▸ Exercise task
Return the records word for word. Any pictures in them are not part of the copy.

** START OF Supplied material **

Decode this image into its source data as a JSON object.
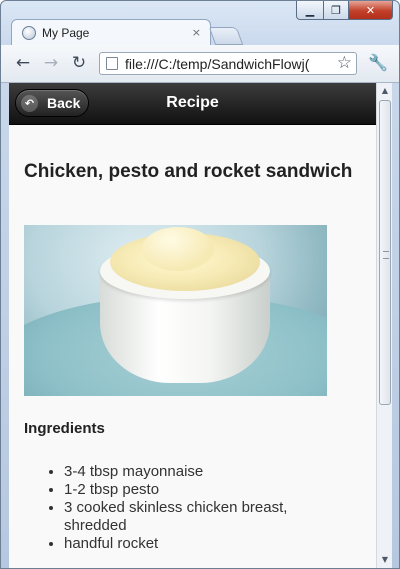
{
  "window": {
    "caption_buttons": {
      "minimize": "▁",
      "maximize": "❐",
      "close": "✕"
    }
  },
  "tab": {
    "title": "My Page",
    "close": "×"
  },
  "toolbar": {
    "back_icon": "←",
    "forward_icon": "→",
    "reload_icon": "↻",
    "url": "file:///C:/temp/SandwichFlowj(",
    "star_icon": "☆",
    "wrench_icon": "🔧"
  },
  "appbar": {
    "back_icon": "↶",
    "back_label": "Back",
    "title": "Recipe"
  },
  "recipe": {
    "title": "Chicken, pesto and rocket sandwich",
    "ingredients_heading": "Ingredients",
    "ingredients": [
      "3-4 tbsp mayonnaise",
      "1-2 tbsp pesto",
      "3 cooked skinless chicken breast, shredded",
      "handful rocket"
    ]
  },
  "scrollbar": {
    "up": "▲",
    "down": "▼"
  }
}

** END OF Supplied material **

▸ Result of the exercise
Decode this image into its source data as a JSON object.
{
  "window": {
    "caption_buttons": {
      "minimize": "▁",
      "maximize": "❐",
      "close": "✕"
    }
  },
  "tab": {
    "title": "My Page",
    "close": "×"
  },
  "toolbar": {
    "back_icon": "←",
    "forward_icon": "→",
    "reload_icon": "↻",
    "url": "file:///C:/temp/SandwichFlowj(",
    "star_icon": "☆",
    "wrench_icon": "🔧"
  },
  "appbar": {
    "back_icon": "↶",
    "back_label": "Back",
    "title": "Recipe"
  },
  "recipe": {
    "title": "Chicken, pesto and rocket sandwich",
    "ingredients_heading": "Ingredients",
    "ingredients": [
      "3-4 tbsp mayonnaise",
      "1-2 tbsp pesto",
      "3 cooked skinless chicken breast, shredded",
      "handful rocket"
    ]
  },
  "scrollbar": {
    "up": "▲",
    "down": "▼"
  }
}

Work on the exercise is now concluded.